** Begin Data for processing **
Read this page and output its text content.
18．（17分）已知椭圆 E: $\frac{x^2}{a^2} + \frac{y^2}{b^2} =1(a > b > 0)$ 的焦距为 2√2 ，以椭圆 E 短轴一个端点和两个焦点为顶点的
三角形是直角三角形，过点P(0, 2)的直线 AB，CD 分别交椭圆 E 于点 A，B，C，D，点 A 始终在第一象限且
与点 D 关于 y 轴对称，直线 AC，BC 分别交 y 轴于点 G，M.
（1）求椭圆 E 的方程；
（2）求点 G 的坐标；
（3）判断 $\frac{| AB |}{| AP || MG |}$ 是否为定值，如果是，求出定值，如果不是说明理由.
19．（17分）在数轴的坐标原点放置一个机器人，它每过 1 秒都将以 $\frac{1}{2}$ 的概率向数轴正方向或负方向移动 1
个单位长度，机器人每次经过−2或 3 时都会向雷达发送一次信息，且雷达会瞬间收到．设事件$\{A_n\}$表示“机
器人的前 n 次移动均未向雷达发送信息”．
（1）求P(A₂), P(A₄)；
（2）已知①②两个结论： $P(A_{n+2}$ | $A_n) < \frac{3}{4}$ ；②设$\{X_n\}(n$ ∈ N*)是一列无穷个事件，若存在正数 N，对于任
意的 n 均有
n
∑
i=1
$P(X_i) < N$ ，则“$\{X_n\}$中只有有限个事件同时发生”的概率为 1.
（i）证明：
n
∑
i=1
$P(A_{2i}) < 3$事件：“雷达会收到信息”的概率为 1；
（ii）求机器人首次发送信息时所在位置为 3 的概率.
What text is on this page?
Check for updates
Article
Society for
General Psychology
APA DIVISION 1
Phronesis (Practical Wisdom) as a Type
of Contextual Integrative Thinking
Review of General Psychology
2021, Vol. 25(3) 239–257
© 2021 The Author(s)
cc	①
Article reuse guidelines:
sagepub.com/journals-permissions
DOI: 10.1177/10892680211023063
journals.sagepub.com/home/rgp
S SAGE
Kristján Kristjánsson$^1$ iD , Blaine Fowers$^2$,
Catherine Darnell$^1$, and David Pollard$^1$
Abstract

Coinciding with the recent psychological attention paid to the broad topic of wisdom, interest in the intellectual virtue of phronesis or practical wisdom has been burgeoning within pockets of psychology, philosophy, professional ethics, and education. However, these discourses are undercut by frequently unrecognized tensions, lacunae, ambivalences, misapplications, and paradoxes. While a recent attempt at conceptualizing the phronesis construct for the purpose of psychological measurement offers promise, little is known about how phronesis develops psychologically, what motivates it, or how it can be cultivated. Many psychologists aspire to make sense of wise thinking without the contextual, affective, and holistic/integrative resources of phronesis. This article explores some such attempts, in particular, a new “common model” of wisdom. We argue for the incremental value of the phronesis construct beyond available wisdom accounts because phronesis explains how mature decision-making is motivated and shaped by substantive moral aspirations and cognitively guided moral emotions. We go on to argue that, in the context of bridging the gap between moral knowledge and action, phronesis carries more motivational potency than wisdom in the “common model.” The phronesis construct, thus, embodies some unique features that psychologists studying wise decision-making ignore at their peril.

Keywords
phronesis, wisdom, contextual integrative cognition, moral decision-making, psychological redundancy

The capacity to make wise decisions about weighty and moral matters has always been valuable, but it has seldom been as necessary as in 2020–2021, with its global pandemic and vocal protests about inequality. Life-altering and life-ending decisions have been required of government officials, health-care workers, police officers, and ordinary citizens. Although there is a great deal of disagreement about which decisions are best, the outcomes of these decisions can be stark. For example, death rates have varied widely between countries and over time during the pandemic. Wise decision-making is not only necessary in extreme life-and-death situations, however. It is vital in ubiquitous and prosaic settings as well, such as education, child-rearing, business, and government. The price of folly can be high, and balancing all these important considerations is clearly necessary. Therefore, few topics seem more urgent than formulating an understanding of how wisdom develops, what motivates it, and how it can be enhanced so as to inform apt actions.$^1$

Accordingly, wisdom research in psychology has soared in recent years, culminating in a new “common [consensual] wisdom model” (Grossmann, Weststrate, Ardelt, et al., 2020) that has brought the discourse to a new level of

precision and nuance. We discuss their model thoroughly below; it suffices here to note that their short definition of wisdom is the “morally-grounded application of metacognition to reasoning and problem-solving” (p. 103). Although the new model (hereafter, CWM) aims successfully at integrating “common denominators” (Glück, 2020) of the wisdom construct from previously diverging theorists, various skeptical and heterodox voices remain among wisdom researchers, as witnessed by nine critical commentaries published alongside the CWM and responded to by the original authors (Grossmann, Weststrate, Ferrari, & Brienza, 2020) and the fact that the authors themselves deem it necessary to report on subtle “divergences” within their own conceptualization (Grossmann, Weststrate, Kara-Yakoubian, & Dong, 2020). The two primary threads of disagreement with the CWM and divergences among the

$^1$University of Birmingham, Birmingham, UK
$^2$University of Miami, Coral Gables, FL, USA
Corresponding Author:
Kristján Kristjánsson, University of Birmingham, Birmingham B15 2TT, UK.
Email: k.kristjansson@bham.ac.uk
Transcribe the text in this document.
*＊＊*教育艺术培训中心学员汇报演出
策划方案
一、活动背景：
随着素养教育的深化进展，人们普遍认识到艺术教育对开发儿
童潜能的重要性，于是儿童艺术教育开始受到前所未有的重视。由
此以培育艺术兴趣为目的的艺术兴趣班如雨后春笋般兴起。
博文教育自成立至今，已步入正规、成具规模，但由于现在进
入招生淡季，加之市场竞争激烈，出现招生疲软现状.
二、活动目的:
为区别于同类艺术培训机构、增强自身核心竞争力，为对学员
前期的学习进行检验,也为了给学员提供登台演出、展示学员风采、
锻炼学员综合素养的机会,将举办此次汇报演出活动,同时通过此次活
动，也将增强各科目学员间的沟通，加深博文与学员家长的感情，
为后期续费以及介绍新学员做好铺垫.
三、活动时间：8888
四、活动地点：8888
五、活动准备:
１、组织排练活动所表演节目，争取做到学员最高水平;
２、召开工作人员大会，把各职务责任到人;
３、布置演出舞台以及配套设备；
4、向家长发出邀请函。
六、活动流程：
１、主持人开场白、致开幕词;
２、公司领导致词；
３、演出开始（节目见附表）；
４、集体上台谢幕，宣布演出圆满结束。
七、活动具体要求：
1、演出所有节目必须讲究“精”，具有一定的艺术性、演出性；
** End Data for processing **
▶ **Set exercise**
Copy the material above verbatim.

▶ **Output for this exercise**
Read this page and output its text content.
18．（17分）已知椭圆 E: $\frac{x^2}{a^2} + \frac{y^2}{b^2} =1(a > b > 0)$ 的焦距为 2√2 ，以椭圆 E 短轴一个端点和两个焦点为顶点的
三角形是直角三角形，过点P(0, 2)的直线 AB，CD 分别交椭圆 E 于点 A，B，C，D，点 A 始终在第一象限且
与点 D 关于 y 轴对称，直线 AC，BC 分别交 y 轴于点 G，M.
（1）求椭圆 E 的方程；
（2）求点 G 的坐标；
（3）判断 $\frac{| AB |}{| AP || MG |}$ 是否为定值，如果是，求出定值，如果不是说明理由.
19．（17分）在数轴的坐标原点放置一个机器人，它每过 1 秒都将以 $\frac{1}{2}$ 的概率向数轴正方向或负方向移动 1
个单位长度，机器人每次经过−2或 3 时都会向雷达发送一次信息，且雷达会瞬间收到．设事件$\{A_n\}$表示“机
器人的前 n 次移动均未向雷达发送信息”．
（1）求P(A₂), P(A₄)；
（2）已知①②两个结论： $P(A_{n+2}$ | $A_n) < \frac{3}{4}$ ；②设$\{X_n\}(n$ ∈ N*)是一列无穷个事件，若存在正数 N，对于任
意的 n 均有
n
∑
i=1
$P(X_i) < N$ ，则“$\{X_n\}$中只有有限个事件同时发生”的概率为 1.
（i）证明：
n
∑
i=1
$P(A_{2i}) < 3$事件：“雷达会收到信息”的概率为 1；
（ii）求机器人首次发送信息时所在位置为 3 的概率.
What text is on this page?
Check for updates
Article
Society for
General Psychology
APA DIVISION 1
Phronesis (Practical Wisdom) as a Type
of Contextual Integrative Thinking
Review of General Psychology
2021, Vol. 25(3) 239–257
© 2021 The Author(s)
cc	①
Article reuse guidelines:
sagepub.com/journals-permissions
DOI: 10.1177/10892680211023063
journals.sagepub.com/home/rgp
S SAGE
Kristján Kristjánsson$^1$ iD , Blaine Fowers$^2$,
Catherine Darnell$^1$, and David Pollard$^1$
Abstract

Coinciding with the recent psychological attention paid to the broad topic of wisdom, interest in the intellectual virtue of phronesis or practical wisdom has been burgeoning within pockets of psychology, philosophy, professional ethics, and education. However, these discourses are undercut by frequently unrecognized tensions, lacunae, ambivalences, misapplications, and paradoxes. While a recent attempt at conceptualizing the phronesis construct for the purpose of psychological measurement offers promise, little is known about how phronesis develops psychologically, what motivates it, or how it can be cultivated. Many psychologists aspire to make sense of wise thinking without the contextual, affective, and holistic/integrative resources of phronesis. This article explores some such attempts, in particular, a new “common model” of wisdom. We argue for the incremental value of the phronesis construct beyond available wisdom accounts because phronesis explains how mature decision-making is motivated and shaped by substantive moral aspirations and cognitively guided moral emotions. We go on to argue that, in the context of bridging the gap between moral knowledge and action, phronesis carries more motivational potency than wisdom in the “common model.” The phronesis construct, thus, embodies some unique features that psychologists studying wise decision-making ignore at their peril.

Keywords
phronesis, wisdom, contextual integrative cognition, moral decision-making, psychological redundancy

The capacity to make wise decisions about weighty and moral matters has always been valuable, but it has seldom been as necessary as in 2020–2021, with its global pandemic and vocal protests about inequality. Life-altering and life-ending decisions have been required of government officials, health-care workers, police officers, and ordinary citizens. Although there is a great deal of disagreement about which decisions are best, the outcomes of these decisions can be stark. For example, death rates have varied widely between countries and over time during the pandemic. Wise decision-making is not only necessary in extreme life-and-death situations, however. It is vital in ubiquitous and prosaic settings as well, such as education, child-rearing, business, and government. The price of folly can be high, and balancing all these important considerations is clearly necessary. Therefore, few topics seem more urgent than formulating an understanding of how wisdom develops, what motivates it, and how it can be enhanced so as to inform apt actions.$^1$

Accordingly, wisdom research in psychology has soared in recent years, culminating in a new “common [consensual] wisdom model” (Grossmann, Weststrate, Ardelt, et al., 2020) that has brought the discourse to a new level of

precision and nuance. We discuss their model thoroughly below; it suffices here to note that their short definition of wisdom is the “morally-grounded application of metacognition to reasoning and problem-solving” (p. 103). Although the new model (hereafter, CWM) aims successfully at integrating “common denominators” (Glück, 2020) of the wisdom construct from previously diverging theorists, various skeptical and heterodox voices remain among wisdom researchers, as witnessed by nine critical commentaries published alongside the CWM and responded to by the original authors (Grossmann, Weststrate, Ferrari, & Brienza, 2020) and the fact that the authors themselves deem it necessary to report on subtle “divergences” within their own conceptualization (Grossmann, Weststrate, Kara-Yakoubian, & Dong, 2020). The two primary threads of disagreement with the CWM and divergences among the

$^1$University of Birmingham, Birmingham, UK
$^2$University of Miami, Coral Gables, FL, USA
Corresponding Author:
Kristján Kristjánsson, University of Birmingham, Birmingham B15 2TT, UK.
Email: k.kristjansson@bham.ac.uk
Transcribe the text in this document.
*＊＊*教育艺术培训中心学员汇报演出
策划方案
一、活动背景：
随着素养教育的深化进展，人们普遍认识到艺术教育对开发儿
童潜能的重要性，于是儿童艺术教育开始受到前所未有的重视。由
此以培育艺术兴趣为目的的艺术兴趣班如雨后春笋般兴起。
博文教育自成立至今，已步入正规、成具规模，但由于现在进
入招生淡季，加之市场竞争激烈，出现招生疲软现状.
二、活动目的:
为区别于同类艺术培训机构、增强自身核心竞争力，为对学员
前期的学习进行检验,也为了给学员提供登台演出、展示学员风采、
锻炼学员综合素养的机会,将举办此次汇报演出活动,同时通过此次活
动，也将增强各科目学员间的沟通，加深博文与学员家长的感情，
为后期续费以及介绍新学员做好铺垫.
三、活动时间：8888
四、活动地点：8888
五、活动准备:
１、组织排练活动所表演节目，争取做到学员最高水平;
２、召开工作人员大会，把各职务责任到人;
３、布置演出舞台以及配套设备；
4、向家长发出邀请函。
六、活动流程：
１、主持人开场白、致开幕词;
２、公司领导致词；
３、演出开始（节目见附表）；
４、集体上台谢幕，宣布演出圆满结束。
七、活动具体要求：
1、演出所有节目必须讲究“精”，具有一定的艺术性、演出性；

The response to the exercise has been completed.